**SOURCE DATA**
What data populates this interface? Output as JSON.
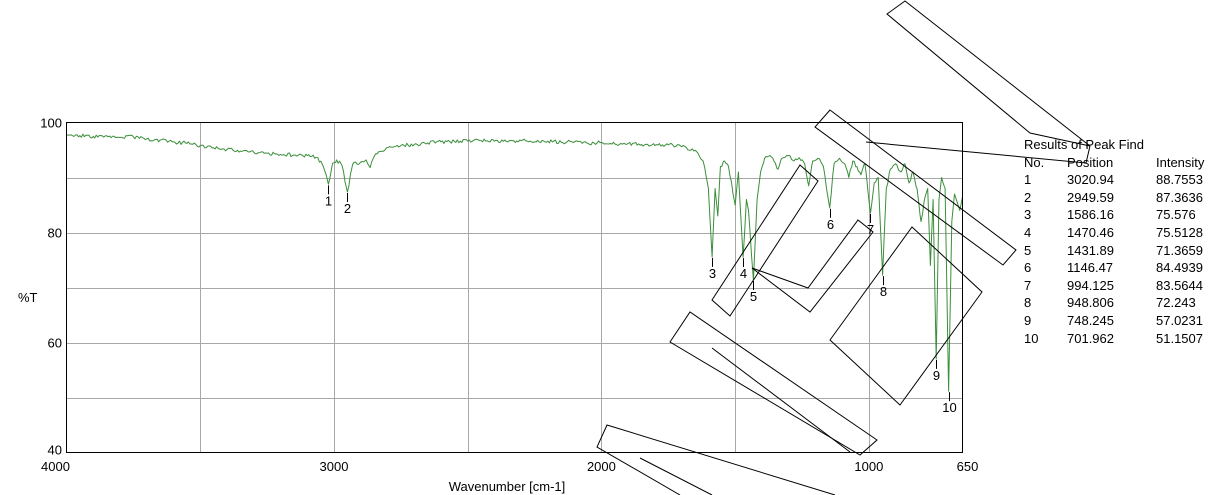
{
  "chart_data": {
    "type": "line",
    "xlabel": "Wavenumber [cm-1]",
    "ylabel": "%T",
    "xlim": [
      4000,
      650
    ],
    "ylim": [
      40,
      100
    ],
    "x_ticks": [
      4000,
      3000,
      2000,
      1000,
      650
    ],
    "y_ticks": [
      100,
      80,
      60,
      40
    ],
    "grid": true,
    "line_color": "#3b8e3b",
    "marker_color": "#000000",
    "series": [
      {
        "points": [
          [
            4000,
            97.8
          ],
          [
            3950,
            97.6
          ],
          [
            3900,
            97.5
          ],
          [
            3850,
            97.6
          ],
          [
            3800,
            97.3
          ],
          [
            3750,
            97.4
          ],
          [
            3700,
            97.0
          ],
          [
            3650,
            96.8
          ],
          [
            3600,
            96.5
          ],
          [
            3550,
            96.2
          ],
          [
            3500,
            95.8
          ],
          [
            3450,
            95.4
          ],
          [
            3400,
            95.1
          ],
          [
            3350,
            94.8
          ],
          [
            3300,
            94.6
          ],
          [
            3250,
            94.4
          ],
          [
            3200,
            94.2
          ],
          [
            3150,
            94.1
          ],
          [
            3100,
            94.0
          ],
          [
            3060,
            93.6
          ],
          [
            3040,
            92.0
          ],
          [
            3020.94,
            88.7553
          ],
          [
            3005,
            92.6
          ],
          [
            2990,
            93.2
          ],
          [
            2970,
            92.2
          ],
          [
            2949.59,
            87.3636
          ],
          [
            2930,
            92.4
          ],
          [
            2900,
            92.8
          ],
          [
            2880,
            93.2
          ],
          [
            2865,
            91.8
          ],
          [
            2850,
            93.8
          ],
          [
            2820,
            94.8
          ],
          [
            2780,
            95.5
          ],
          [
            2750,
            95.8
          ],
          [
            2700,
            96.0
          ],
          [
            2650,
            96.3
          ],
          [
            2600,
            96.5
          ],
          [
            2550,
            96.6
          ],
          [
            2500,
            96.6
          ],
          [
            2450,
            96.7
          ],
          [
            2400,
            96.6
          ],
          [
            2350,
            96.5
          ],
          [
            2300,
            96.7
          ],
          [
            2250,
            96.5
          ],
          [
            2200,
            96.6
          ],
          [
            2150,
            96.4
          ],
          [
            2100,
            96.5
          ],
          [
            2050,
            96.2
          ],
          [
            2000,
            96.4
          ],
          [
            1950,
            96.1
          ],
          [
            1900,
            96.2
          ],
          [
            1850,
            96.0
          ],
          [
            1800,
            95.8
          ],
          [
            1750,
            95.9
          ],
          [
            1700,
            95.6
          ],
          [
            1660,
            95.2
          ],
          [
            1640,
            94.5
          ],
          [
            1620,
            93.0
          ],
          [
            1600,
            88.0
          ],
          [
            1586.16,
            75.576
          ],
          [
            1575,
            88.0
          ],
          [
            1565,
            83.0
          ],
          [
            1555,
            92.0
          ],
          [
            1540,
            93.0
          ],
          [
            1525,
            92.0
          ],
          [
            1500,
            85.0
          ],
          [
            1488,
            91.0
          ],
          [
            1470.46,
            75.5128
          ],
          [
            1458,
            86.0
          ],
          [
            1450,
            84.0
          ],
          [
            1431.89,
            71.3659
          ],
          [
            1418,
            86.0
          ],
          [
            1405,
            91.0
          ],
          [
            1390,
            93.5
          ],
          [
            1370,
            94.0
          ],
          [
            1355,
            93.0
          ],
          [
            1340,
            91.5
          ],
          [
            1325,
            93.5
          ],
          [
            1300,
            94.0
          ],
          [
            1280,
            93.0
          ],
          [
            1260,
            93.6
          ],
          [
            1240,
            92.5
          ],
          [
            1225,
            88.5
          ],
          [
            1210,
            93.0
          ],
          [
            1190,
            93.5
          ],
          [
            1170,
            92.0
          ],
          [
            1146.47,
            84.4939
          ],
          [
            1130,
            92.5
          ],
          [
            1110,
            93.5
          ],
          [
            1090,
            92.5
          ],
          [
            1075,
            90.0
          ],
          [
            1060,
            93.0
          ],
          [
            1045,
            92.0
          ],
          [
            1030,
            90.5
          ],
          [
            1015,
            92.5
          ],
          [
            994.125,
            83.5644
          ],
          [
            980,
            89.0
          ],
          [
            965,
            90.0
          ],
          [
            948.806,
            72.243
          ],
          [
            935,
            88.0
          ],
          [
            920,
            91.5
          ],
          [
            900,
            92.5
          ],
          [
            880,
            91.0
          ],
          [
            865,
            92.5
          ],
          [
            850,
            89.0
          ],
          [
            835,
            91.0
          ],
          [
            820,
            88.0
          ],
          [
            805,
            82.0
          ],
          [
            790,
            86.5
          ],
          [
            780,
            88.0
          ],
          [
            770,
            74.0
          ],
          [
            760,
            86.0
          ],
          [
            748.245,
            57.0231
          ],
          [
            738,
            86.0
          ],
          [
            728,
            90.0
          ],
          [
            715,
            88.0
          ],
          [
            701.962,
            51.1507
          ],
          [
            690,
            82.0
          ],
          [
            680,
            87.0
          ],
          [
            670,
            85.5
          ],
          [
            660,
            84.0
          ],
          [
            650,
            86.5
          ]
        ]
      }
    ],
    "peaks": [
      {
        "no": "1",
        "position": 3020.94,
        "intensity": 88.7553
      },
      {
        "no": "2",
        "position": 2949.59,
        "intensity": 87.3636
      },
      {
        "no": "3",
        "position": 1586.16,
        "intensity": 75.576
      },
      {
        "no": "4",
        "position": 1470.46,
        "intensity": 75.5128
      },
      {
        "no": "5",
        "position": 1431.89,
        "intensity": 71.3659
      },
      {
        "no": "6",
        "position": 1146.47,
        "intensity": 84.4939
      },
      {
        "no": "7",
        "position": 994.125,
        "intensity": 83.5644
      },
      {
        "no": "8",
        "position": 948.806,
        "intensity": 72.243
      },
      {
        "no": "9",
        "position": 748.245,
        "intensity": 57.0231
      },
      {
        "no": "10",
        "position": 701.962,
        "intensity": 51.1507
      }
    ]
  },
  "peak_table": {
    "title": "Results of Peak Find",
    "headers": [
      "No.",
      "Position",
      "Intensity"
    ],
    "rows": [
      [
        "1",
        "3020.94",
        "88.7553"
      ],
      [
        "2",
        "2949.59",
        "87.3636"
      ],
      [
        "3",
        "1586.16",
        "75.576"
      ],
      [
        "4",
        "1470.46",
        "75.5128"
      ],
      [
        "5",
        "1431.89",
        "71.3659"
      ],
      [
        "6",
        "1146.47",
        "84.4939"
      ],
      [
        "7",
        "994.125",
        "83.5644"
      ],
      [
        "8",
        "948.806",
        "72.243"
      ],
      [
        "9",
        "748.245",
        "57.0231"
      ],
      [
        "10",
        "701.962",
        "51.1507"
      ]
    ]
  }
}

**WHAT NEEDS TO BE DONE**
Extract every line of the data exactly; pictures stay out.

**WORKED SOLUTION**
What data populates this interface? Output as JSON.
{
  "chart_data": {
    "type": "line",
    "xlabel": "Wavenumber [cm-1]",
    "ylabel": "%T",
    "xlim": [
      4000,
      650
    ],
    "ylim": [
      40,
      100
    ],
    "x_ticks": [
      4000,
      3000,
      2000,
      1000,
      650
    ],
    "y_ticks": [
      100,
      80,
      60,
      40
    ],
    "grid": true,
    "line_color": "#3b8e3b",
    "marker_color": "#000000",
    "series": [
      {
        "points": [
          [
            4000,
            97.8
          ],
          [
            3950,
            97.6
          ],
          [
            3900,
            97.5
          ],
          [
            3850,
            97.6
          ],
          [
            3800,
            97.3
          ],
          [
            3750,
            97.4
          ],
          [
            3700,
            97.0
          ],
          [
            3650,
            96.8
          ],
          [
            3600,
            96.5
          ],
          [
            3550,
            96.2
          ],
          [
            3500,
            95.8
          ],
          [
            3450,
            95.4
          ],
          [
            3400,
            95.1
          ],
          [
            3350,
            94.8
          ],
          [
            3300,
            94.6
          ],
          [
            3250,
            94.4
          ],
          [
            3200,
            94.2
          ],
          [
            3150,
            94.1
          ],
          [
            3100,
            94.0
          ],
          [
            3060,
            93.6
          ],
          [
            3040,
            92.0
          ],
          [
            3020.94,
            88.7553
          ],
          [
            3005,
            92.6
          ],
          [
            2990,
            93.2
          ],
          [
            2970,
            92.2
          ],
          [
            2949.59,
            87.3636
          ],
          [
            2930,
            92.4
          ],
          [
            2900,
            92.8
          ],
          [
            2880,
            93.2
          ],
          [
            2865,
            91.8
          ],
          [
            2850,
            93.8
          ],
          [
            2820,
            94.8
          ],
          [
            2780,
            95.5
          ],
          [
            2750,
            95.8
          ],
          [
            2700,
            96.0
          ],
          [
            2650,
            96.3
          ],
          [
            2600,
            96.5
          ],
          [
            2550,
            96.6
          ],
          [
            2500,
            96.6
          ],
          [
            2450,
            96.7
          ],
          [
            2400,
            96.6
          ],
          [
            2350,
            96.5
          ],
          [
            2300,
            96.7
          ],
          [
            2250,
            96.5
          ],
          [
            2200,
            96.6
          ],
          [
            2150,
            96.4
          ],
          [
            2100,
            96.5
          ],
          [
            2050,
            96.2
          ],
          [
            2000,
            96.4
          ],
          [
            1950,
            96.1
          ],
          [
            1900,
            96.2
          ],
          [
            1850,
            96.0
          ],
          [
            1800,
            95.8
          ],
          [
            1750,
            95.9
          ],
          [
            1700,
            95.6
          ],
          [
            1660,
            95.2
          ],
          [
            1640,
            94.5
          ],
          [
            1620,
            93.0
          ],
          [
            1600,
            88.0
          ],
          [
            1586.16,
            75.576
          ],
          [
            1575,
            88.0
          ],
          [
            1565,
            83.0
          ],
          [
            1555,
            92.0
          ],
          [
            1540,
            93.0
          ],
          [
            1525,
            92.0
          ],
          [
            1500,
            85.0
          ],
          [
            1488,
            91.0
          ],
          [
            1470.46,
            75.5128
          ],
          [
            1458,
            86.0
          ],
          [
            1450,
            84.0
          ],
          [
            1431.89,
            71.3659
          ],
          [
            1418,
            86.0
          ],
          [
            1405,
            91.0
          ],
          [
            1390,
            93.5
          ],
          [
            1370,
            94.0
          ],
          [
            1355,
            93.0
          ],
          [
            1340,
            91.5
          ],
          [
            1325,
            93.5
          ],
          [
            1300,
            94.0
          ],
          [
            1280,
            93.0
          ],
          [
            1260,
            93.6
          ],
          [
            1240,
            92.5
          ],
          [
            1225,
            88.5
          ],
          [
            1210,
            93.0
          ],
          [
            1190,
            93.5
          ],
          [
            1170,
            92.0
          ],
          [
            1146.47,
            84.4939
          ],
          [
            1130,
            92.5
          ],
          [
            1110,
            93.5
          ],
          [
            1090,
            92.5
          ],
          [
            1075,
            90.0
          ],
          [
            1060,
            93.0
          ],
          [
            1045,
            92.0
          ],
          [
            1030,
            90.5
          ],
          [
            1015,
            92.5
          ],
          [
            994.125,
            83.5644
          ],
          [
            980,
            89.0
          ],
          [
            965,
            90.0
          ],
          [
            948.806,
            72.243
          ],
          [
            935,
            88.0
          ],
          [
            920,
            91.5
          ],
          [
            900,
            92.5
          ],
          [
            880,
            91.0
          ],
          [
            865,
            92.5
          ],
          [
            850,
            89.0
          ],
          [
            835,
            91.0
          ],
          [
            820,
            88.0
          ],
          [
            805,
            82.0
          ],
          [
            790,
            86.5
          ],
          [
            780,
            88.0
          ],
          [
            770,
            74.0
          ],
          [
            760,
            86.0
          ],
          [
            748.245,
            57.0231
          ],
          [
            738,
            86.0
          ],
          [
            728,
            90.0
          ],
          [
            715,
            88.0
          ],
          [
            701.962,
            51.1507
          ],
          [
            690,
            82.0
          ],
          [
            680,
            87.0
          ],
          [
            670,
            85.5
          ],
          [
            660,
            84.0
          ],
          [
            650,
            86.5
          ]
        ]
      }
    ],
    "peaks": [
      {
        "no": "1",
        "position": 3020.94,
        "intensity": 88.7553
      },
      {
        "no": "2",
        "position": 2949.59,
        "intensity": 87.3636
      },
      {
        "no": "3",
        "position": 1586.16,
        "intensity": 75.576
      },
      {
        "no": "4",
        "position": 1470.46,
        "intensity": 75.5128
      },
      {
        "no": "5",
        "position": 1431.89,
        "intensity": 71.3659
      },
      {
        "no": "6",
        "position": 1146.47,
        "intensity": 84.4939
      },
      {
        "no": "7",
        "position": 994.125,
        "intensity": 83.5644
      },
      {
        "no": "8",
        "position": 948.806,
        "intensity": 72.243
      },
      {
        "no": "9",
        "position": 748.245,
        "intensity": 57.0231
      },
      {
        "no": "10",
        "position": 701.962,
        "intensity": 51.1507
      }
    ]
  },
  "peak_table": {
    "title": "Results of Peak Find",
    "headers": [
      "No.",
      "Position",
      "Intensity"
    ],
    "rows": [
      [
        "1",
        "3020.94",
        "88.7553"
      ],
      [
        "2",
        "2949.59",
        "87.3636"
      ],
      [
        "3",
        "1586.16",
        "75.576"
      ],
      [
        "4",
        "1470.46",
        "75.5128"
      ],
      [
        "5",
        "1431.89",
        "71.3659"
      ],
      [
        "6",
        "1146.47",
        "84.4939"
      ],
      [
        "7",
        "994.125",
        "83.5644"
      ],
      [
        "8",
        "948.806",
        "72.243"
      ],
      [
        "9",
        "748.245",
        "57.0231"
      ],
      [
        "10",
        "701.962",
        "51.1507"
      ]
    ]
  }
}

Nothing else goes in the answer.